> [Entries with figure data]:

—————

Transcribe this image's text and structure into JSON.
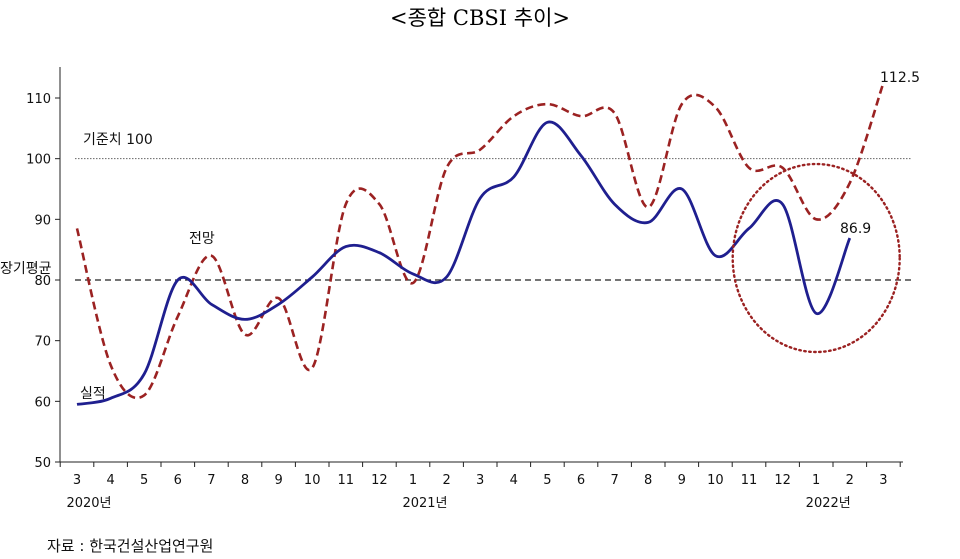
{
  "chart_data": {
    "type": "line",
    "title": "<종합 CBSI 추이>",
    "x": [
      "3",
      "4",
      "5",
      "6",
      "7",
      "8",
      "9",
      "10",
      "11",
      "12",
      "1",
      "2",
      "3",
      "4",
      "5",
      "6",
      "7",
      "8",
      "9",
      "10",
      "11",
      "12",
      "1",
      "2",
      "3"
    ],
    "year_labels": [
      {
        "label": "2020년",
        "index": 0
      },
      {
        "label": "2021년",
        "index": 10
      },
      {
        "label": "2022년",
        "index": 22
      }
    ],
    "ylim": [
      50,
      115
    ],
    "yticks": [
      50,
      60,
      70,
      80,
      90,
      100,
      110
    ],
    "series": [
      {
        "name": "실적",
        "color": "#1f1f8f",
        "style": "solid",
        "values": [
          59.5,
          60.5,
          64.5,
          80.0,
          76.0,
          73.5,
          76.0,
          80.5,
          85.5,
          84.5,
          81.0,
          80.5,
          93.5,
          97.0,
          106.0,
          100.5,
          92.5,
          89.5,
          95.0,
          84.0,
          88.5,
          92.5,
          74.5,
          86.9,
          null
        ]
      },
      {
        "name": "전망",
        "color": "#9b2222",
        "style": "dashed",
        "values": [
          88.5,
          66.0,
          61.0,
          74.0,
          84.0,
          71.0,
          77.0,
          65.5,
          92.5,
          92.5,
          79.5,
          98.5,
          101.5,
          107.0,
          109.0,
          107.0,
          107.5,
          92.0,
          109.0,
          108.5,
          98.5,
          98.5,
          90.0,
          96.0,
          112.5
        ]
      }
    ],
    "reference_lines": [
      {
        "label": "기준치 100",
        "value": 100,
        "style": "dotted"
      },
      {
        "label": "장기평균",
        "value": 80,
        "style": "dashed"
      }
    ],
    "annotations": [
      {
        "text": "112.5"
      },
      {
        "text": "86.9"
      }
    ],
    "highlight": {
      "type": "dotted-ellipse",
      "from_index": 19.5,
      "to_index": 24.5
    },
    "source": "자료 : 한국건설산업연구원",
    "grid": false
  }
}
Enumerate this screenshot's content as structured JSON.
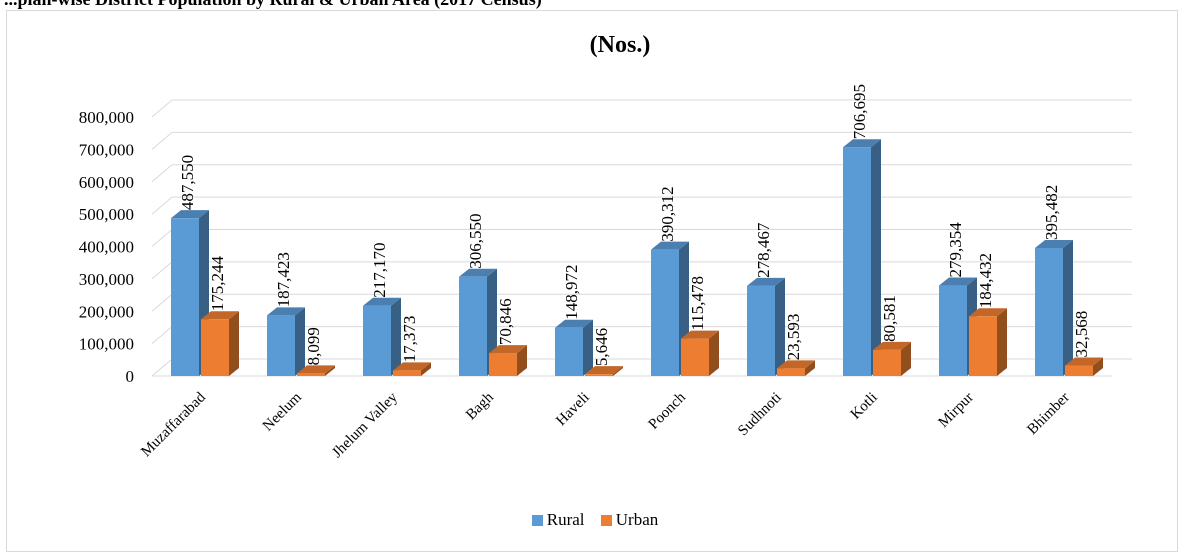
{
  "page": {
    "caption": "...plan-wise District Population by Rural & Urban Area (2017 Census)"
  },
  "chart_data": {
    "type": "bar",
    "title": "(Nos.)",
    "xlabel": "",
    "ylabel": "",
    "categories": [
      "Muzaffarabad",
      "Neelum",
      "Jhelum Valley",
      "Bagh",
      "Haveli",
      "Poonch",
      "Sudhnoti",
      "Kotli",
      "Mirpur",
      "Bhimber"
    ],
    "series": [
      {
        "name": "Rural",
        "color": "#5B9BD5",
        "values": [
          487550,
          187423,
          217170,
          306550,
          148972,
          390312,
          278467,
          706695,
          279354,
          395482
        ],
        "labels": [
          "487,550",
          "187,423",
          "217,170",
          "306,550",
          "148,972",
          "390,312",
          "278,467",
          "706,695",
          "279,354",
          "395,482"
        ]
      },
      {
        "name": "Urban",
        "color": "#ED7D31",
        "values": [
          175244,
          8099,
          17373,
          70846,
          5646,
          115478,
          23593,
          80581,
          184432,
          32568
        ],
        "labels": [
          "175,244",
          "8,099",
          "17,373",
          "70,846",
          "5,646",
          "115,478",
          "23,593",
          "80,581",
          "184,432",
          "32,568"
        ]
      }
    ],
    "ylim": [
      0,
      800000
    ],
    "yticks": [
      0,
      100000,
      200000,
      300000,
      400000,
      500000,
      600000,
      700000,
      800000
    ],
    "ytick_labels": [
      "0",
      "100,000",
      "200,000",
      "300,000",
      "400,000",
      "500,000",
      "600,000",
      "700,000",
      "800,000"
    ],
    "grid": true,
    "legend_position": "bottom",
    "bar_style": "3d"
  }
}
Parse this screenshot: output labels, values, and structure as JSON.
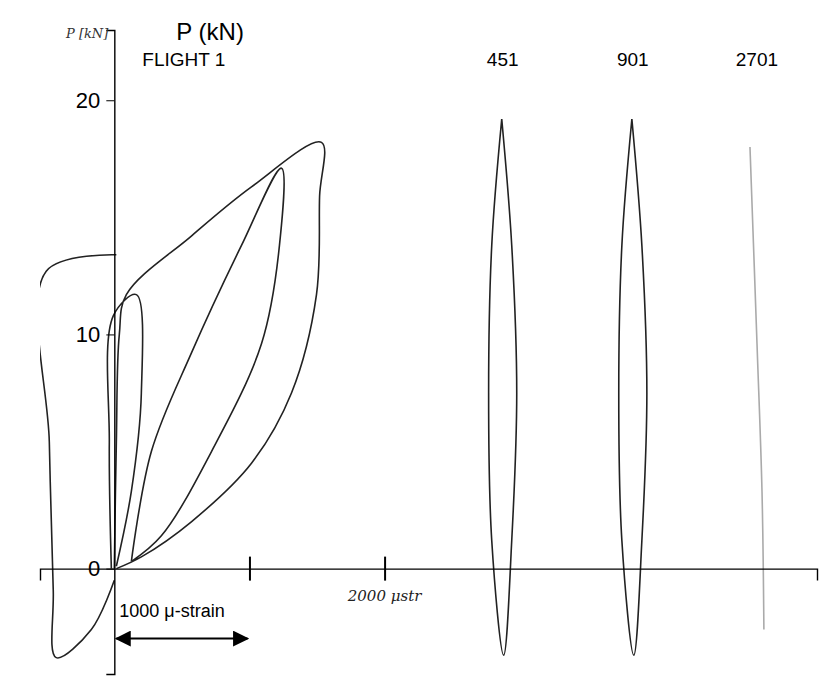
{
  "chart_data": {
    "type": "line",
    "y_label": "P (kN)",
    "xlim": [
      -550,
      5200
    ],
    "ylim": [
      -4.5,
      23
    ],
    "xticks": [
      1000,
      2000
    ],
    "yticks": [
      0,
      10,
      20
    ],
    "grid": false,
    "tick_labels": "y",
    "annotations": [
      "2000 μstr",
      "P [kN]"
    ],
    "scale_bar": {
      "value": 1000,
      "label": "1000 μ-strain"
    },
    "series": [
      {
        "name": "FLIGHT 1",
        "color": "#222222",
        "x": [
          0,
          15,
          37,
          89,
          570,
          1015,
          1533,
          1519,
          1496,
          1311,
          1015,
          570,
          200,
          15,
          null,
          126,
          274,
          570,
          941,
          1237,
          1222,
          1089,
          719,
          348,
          126,
          null,
          -22,
          -37,
          -7,
          163,
          200,
          126,
          15,
          null,
          15,
          -504,
          -481,
          -452,
          -430,
          -170,
          0
        ],
        "values": [
          0,
          5.4,
          10.0,
          11.7,
          14.2,
          16.3,
          18.2,
          15.9,
          11.7,
          7.5,
          4.5,
          2.0,
          0.5,
          0,
          null,
          0.3,
          5.0,
          9.2,
          13.8,
          17.1,
          13.8,
          9.6,
          5.0,
          1.4,
          0.3,
          null,
          0,
          5.4,
          10.8,
          11.7,
          7.5,
          3.3,
          0.1,
          null,
          13.4,
          12.7,
          5.4,
          -0.9,
          -3.8,
          -2.6,
          -0.5
        ]
      },
      {
        "name": "451",
        "color": "#222222",
        "x": [
          2867,
          2941,
          2978,
          2941,
          2881,
          2793,
          2770,
          2793,
          2867
        ],
        "values": [
          19.2,
          13.8,
          7.5,
          1.2,
          -3.7,
          1.2,
          7.5,
          13.8,
          19.2
        ]
      },
      {
        "name": "901",
        "color": "#222222",
        "x": [
          3830,
          3904,
          3941,
          3904,
          3844,
          3756,
          3733,
          3756,
          3830
        ],
        "values": [
          19.2,
          13.8,
          7.5,
          1.2,
          -3.7,
          1.2,
          7.5,
          13.8,
          19.2
        ]
      },
      {
        "name": "2701",
        "color": "#aaaaaa",
        "x": [
          4704,
          4756,
          4793,
          4807
        ],
        "values": [
          18.0,
          9.6,
          3.3,
          -2.6
        ]
      }
    ]
  }
}
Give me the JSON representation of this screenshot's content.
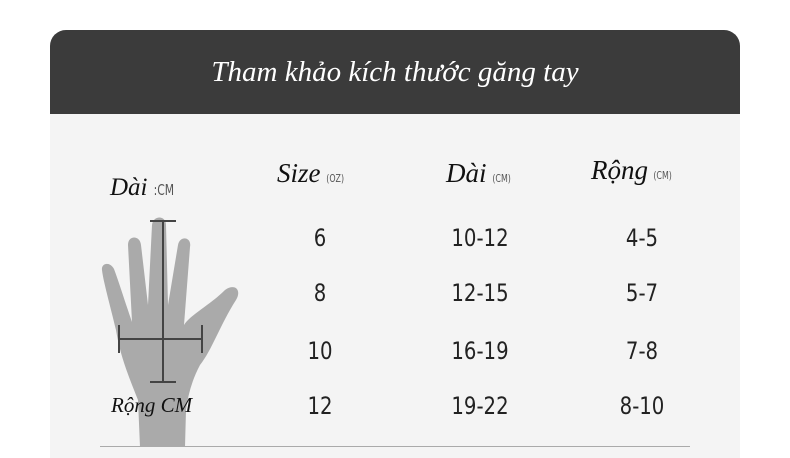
{
  "title": "Tham khảo kích thước găng tay",
  "diagram": {
    "length_label": "Dài",
    "length_unit": ":CM",
    "width_label": "Rộng CM",
    "hand_color": "#aaaaaa",
    "line_color": "#444444"
  },
  "table": {
    "headers": [
      {
        "label": "Size",
        "unit": "(OZ)"
      },
      {
        "label": "Dài",
        "unit": "(CM)"
      },
      {
        "label": "Rộng",
        "unit": "(CM)"
      }
    ],
    "rows": [
      [
        "6",
        "10-12",
        "4-5"
      ],
      [
        "8",
        "12-15",
        "5-7"
      ],
      [
        "10",
        "16-19",
        "7-8"
      ],
      [
        "12",
        "19-22",
        "8-10"
      ]
    ]
  },
  "colors": {
    "header_bg": "#3b3b3b",
    "body_bg": "#f4f4f4"
  }
}
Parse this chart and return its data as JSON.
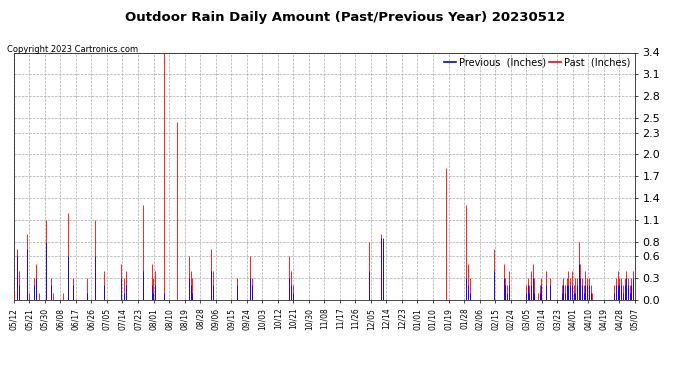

—————

> [EXERCISE TASK]: Go through the records and copy each line with "name" in it.

> [CORRECT OUTPUT]:
        "name": "실적",
        "name": "전망",
        "name": "Rural",
        "name": "Urban",
        "name": "FLIGHT 1",
        "name": "451",
        "name": "901",
        "name": "2701",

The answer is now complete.